Write out the whole listing word for word.

********************

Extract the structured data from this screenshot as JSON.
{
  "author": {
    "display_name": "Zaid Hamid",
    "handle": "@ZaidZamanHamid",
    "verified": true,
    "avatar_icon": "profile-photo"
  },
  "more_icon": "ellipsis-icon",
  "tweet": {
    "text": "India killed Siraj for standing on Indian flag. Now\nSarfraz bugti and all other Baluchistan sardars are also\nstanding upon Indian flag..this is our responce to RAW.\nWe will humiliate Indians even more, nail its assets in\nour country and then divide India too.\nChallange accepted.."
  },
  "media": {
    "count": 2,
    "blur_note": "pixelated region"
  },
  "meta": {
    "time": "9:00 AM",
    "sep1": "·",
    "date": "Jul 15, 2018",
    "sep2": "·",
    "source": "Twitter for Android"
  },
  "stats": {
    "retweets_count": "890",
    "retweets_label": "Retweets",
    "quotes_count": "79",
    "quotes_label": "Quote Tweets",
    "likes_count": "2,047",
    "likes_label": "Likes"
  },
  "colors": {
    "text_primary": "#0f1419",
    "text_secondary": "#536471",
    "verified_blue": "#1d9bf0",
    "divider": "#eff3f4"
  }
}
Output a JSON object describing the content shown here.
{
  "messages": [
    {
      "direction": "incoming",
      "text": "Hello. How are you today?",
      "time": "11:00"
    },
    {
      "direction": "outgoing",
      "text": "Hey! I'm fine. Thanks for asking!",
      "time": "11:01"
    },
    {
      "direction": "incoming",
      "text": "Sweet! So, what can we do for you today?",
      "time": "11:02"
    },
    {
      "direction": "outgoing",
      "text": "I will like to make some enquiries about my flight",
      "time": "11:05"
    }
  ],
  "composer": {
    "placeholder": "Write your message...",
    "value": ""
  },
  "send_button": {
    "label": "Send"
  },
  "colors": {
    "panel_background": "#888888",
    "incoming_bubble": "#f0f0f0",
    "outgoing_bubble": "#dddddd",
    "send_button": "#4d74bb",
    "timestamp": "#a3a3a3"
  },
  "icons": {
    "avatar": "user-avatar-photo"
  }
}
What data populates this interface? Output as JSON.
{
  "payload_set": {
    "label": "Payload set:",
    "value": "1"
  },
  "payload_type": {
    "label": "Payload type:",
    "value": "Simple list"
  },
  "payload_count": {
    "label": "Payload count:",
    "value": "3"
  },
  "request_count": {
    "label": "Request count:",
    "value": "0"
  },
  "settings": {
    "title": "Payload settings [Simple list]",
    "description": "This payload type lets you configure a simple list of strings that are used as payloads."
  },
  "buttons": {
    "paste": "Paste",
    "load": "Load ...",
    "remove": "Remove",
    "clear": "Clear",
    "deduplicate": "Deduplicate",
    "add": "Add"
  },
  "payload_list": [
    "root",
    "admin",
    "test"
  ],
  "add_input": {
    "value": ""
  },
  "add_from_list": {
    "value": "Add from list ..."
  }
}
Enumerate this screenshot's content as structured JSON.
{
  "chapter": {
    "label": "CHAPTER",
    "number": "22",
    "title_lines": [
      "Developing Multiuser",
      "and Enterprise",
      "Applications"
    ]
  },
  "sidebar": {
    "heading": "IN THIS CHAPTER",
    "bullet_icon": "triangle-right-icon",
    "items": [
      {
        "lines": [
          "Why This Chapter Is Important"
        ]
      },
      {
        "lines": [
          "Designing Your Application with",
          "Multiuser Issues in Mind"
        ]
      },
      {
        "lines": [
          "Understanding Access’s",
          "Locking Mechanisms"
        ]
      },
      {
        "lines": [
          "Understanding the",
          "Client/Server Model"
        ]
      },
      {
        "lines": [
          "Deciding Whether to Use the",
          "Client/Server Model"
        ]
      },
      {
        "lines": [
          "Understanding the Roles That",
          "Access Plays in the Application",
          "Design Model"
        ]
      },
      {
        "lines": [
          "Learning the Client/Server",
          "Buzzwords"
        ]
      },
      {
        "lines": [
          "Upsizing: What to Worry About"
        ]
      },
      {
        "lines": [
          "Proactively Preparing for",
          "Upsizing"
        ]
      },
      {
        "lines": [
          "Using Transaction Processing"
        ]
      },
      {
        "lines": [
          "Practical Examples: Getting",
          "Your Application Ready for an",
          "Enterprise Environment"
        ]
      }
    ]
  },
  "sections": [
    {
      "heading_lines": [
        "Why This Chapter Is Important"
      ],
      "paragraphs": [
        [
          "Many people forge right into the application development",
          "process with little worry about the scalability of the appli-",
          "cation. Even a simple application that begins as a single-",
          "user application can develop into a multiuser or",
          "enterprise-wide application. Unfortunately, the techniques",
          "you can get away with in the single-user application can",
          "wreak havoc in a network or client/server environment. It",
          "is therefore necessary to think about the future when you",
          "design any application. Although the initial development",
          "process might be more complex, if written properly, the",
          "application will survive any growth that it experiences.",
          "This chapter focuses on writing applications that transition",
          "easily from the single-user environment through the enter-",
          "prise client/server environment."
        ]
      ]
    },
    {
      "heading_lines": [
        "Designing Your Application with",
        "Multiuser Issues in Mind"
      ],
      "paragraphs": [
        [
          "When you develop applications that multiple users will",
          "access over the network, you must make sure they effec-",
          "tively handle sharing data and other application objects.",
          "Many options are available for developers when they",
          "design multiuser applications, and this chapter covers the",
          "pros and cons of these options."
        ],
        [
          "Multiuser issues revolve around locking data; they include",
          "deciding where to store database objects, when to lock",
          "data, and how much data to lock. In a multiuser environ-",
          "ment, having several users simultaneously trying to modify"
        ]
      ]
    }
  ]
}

********************

— THE COMPLETED TASK —
Extract the structured data from this screenshot as JSON.
{
  "author": {
    "display_name": "Zaid Hamid",
    "handle": "@ZaidZamanHamid",
    "verified": true,
    "avatar_icon": "profile-photo"
  },
  "more_icon": "ellipsis-icon",
  "tweet": {
    "text": "India killed Siraj for standing on Indian flag. Now\nSarfraz bugti and all other Baluchistan sardars are also\nstanding upon Indian flag..this is our responce to RAW.\nWe will humiliate Indians even more, nail its assets in\nour country and then divide India too.\nChallange accepted.."
  },
  "media": {
    "count": 2,
    "blur_note": "pixelated region"
  },
  "meta": {
    "time": "9:00 AM",
    "sep1": "·",
    "date": "Jul 15, 2018",
    "sep2": "·",
    "source": "Twitter for Android"
  },
  "stats": {
    "retweets_count": "890",
    "retweets_label": "Retweets",
    "quotes_count": "79",
    "quotes_label": "Quote Tweets",
    "likes_count": "2,047",
    "likes_label": "Likes"
  },
  "colors": {
    "text_primary": "#0f1419",
    "text_secondary": "#536471",
    "verified_blue": "#1d9bf0",
    "divider": "#eff3f4"
  }
}
Output a JSON object describing the content shown here.
{
  "messages": [
    {
      "direction": "incoming",
      "text": "Hello. How are you today?",
      "time": "11:00"
    },
    {
      "direction": "outgoing",
      "text": "Hey! I'm fine. Thanks for asking!",
      "time": "11:01"
    },
    {
      "direction": "incoming",
      "text": "Sweet! So, what can we do for you today?",
      "time": "11:02"
    },
    {
      "direction": "outgoing",
      "text": "I will like to make some enquiries about my flight",
      "time": "11:05"
    }
  ],
  "composer": {
    "placeholder": "Write your message...",
    "value": ""
  },
  "send_button": {
    "label": "Send"
  },
  "colors": {
    "panel_background": "#888888",
    "incoming_bubble": "#f0f0f0",
    "outgoing_bubble": "#dddddd",
    "send_button": "#4d74bb",
    "timestamp": "#a3a3a3"
  },
  "icons": {
    "avatar": "user-avatar-photo"
  }
}
What data populates this interface? Output as JSON.
{
  "payload_set": {
    "label": "Payload set:",
    "value": "1"
  },
  "payload_type": {
    "label": "Payload type:",
    "value": "Simple list"
  },
  "payload_count": {
    "label": "Payload count:",
    "value": "3"
  },
  "request_count": {
    "label": "Request count:",
    "value": "0"
  },
  "settings": {
    "title": "Payload settings [Simple list]",
    "description": "This payload type lets you configure a simple list of strings that are used as payloads."
  },
  "buttons": {
    "paste": "Paste",
    "load": "Load ...",
    "remove": "Remove",
    "clear": "Clear",
    "deduplicate": "Deduplicate",
    "add": "Add"
  },
  "payload_list": [
    "root",
    "admin",
    "test"
  ],
  "add_input": {
    "value": ""
  },
  "add_from_list": {
    "value": "Add from list ..."
  }
}
Enumerate this screenshot's content as structured JSON.
{
  "chapter": {
    "label": "CHAPTER",
    "number": "22",
    "title_lines": [
      "Developing Multiuser",
      "and Enterprise",
      "Applications"
    ]
  },
  "sidebar": {
    "heading": "IN THIS CHAPTER",
    "bullet_icon": "triangle-right-icon",
    "items": [
      {
        "lines": [
          "Why This Chapter Is Important"
        ]
      },
      {
        "lines": [
          "Designing Your Application with",
          "Multiuser Issues in Mind"
        ]
      },
      {
        "lines": [
          "Understanding Access’s",
          "Locking Mechanisms"
        ]
      },
      {
        "lines": [
          "Understanding the",
          "Client/Server Model"
        ]
      },
      {
        "lines": [
          "Deciding Whether to Use the",
          "Client/Server Model"
        ]
      },
      {
        "lines": [
          "Understanding the Roles That",
          "Access Plays in the Application",
          "Design Model"
        ]
      },
      {
        "lines": [
          "Learning the Client/Server",
          "Buzzwords"
        ]
      },
      {
        "lines": [
          "Upsizing: What to Worry About"
        ]
      },
      {
        "lines": [
          "Proactively Preparing for",
          "Upsizing"
        ]
      },
      {
        "lines": [
          "Using Transaction Processing"
        ]
      },
      {
        "lines": [
          "Practical Examples: Getting",
          "Your Application Ready for an",
          "Enterprise Environment"
        ]
      }
    ]
  },
  "sections": [
    {
      "heading_lines": [
        "Why This Chapter Is Important"
      ],
      "paragraphs": [
        [
          "Many people forge right into the application development",
          "process with little worry about the scalability of the appli-",
          "cation. Even a simple application that begins as a single-",
          "user application can develop into a multiuser or",
          "enterprise-wide application. Unfortunately, the techniques",
          "you can get away with in the single-user application can",
          "wreak havoc in a network or client/server environment. It",
          "is therefore necessary to think about the future when you",
          "design any application. Although the initial development",
          "process might be more complex, if written properly, the",
          "application will survive any growth that it experiences.",
          "This chapter focuses on writing applications that transition",
          "easily from the single-user environment through the enter-",
          "prise client/server environment."
        ]
      ]
    },
    {
      "heading_lines": [
        "Designing Your Application with",
        "Multiuser Issues in Mind"
      ],
      "paragraphs": [
        [
          "When you develop applications that multiple users will",
          "access over the network, you must make sure they effec-",
          "tively handle sharing data and other application objects.",
          "Many options are available for developers when they",
          "design multiuser applications, and this chapter covers the",
          "pros and cons of these options."
        ],
        [
          "Multiuser issues revolve around locking data; they include",
          "deciding where to store database objects, when to lock",
          "data, and how much data to lock. In a multiuser environ-",
          "ment, having several users simultaneously trying to modify"
        ]
      ]
    }
  ]
}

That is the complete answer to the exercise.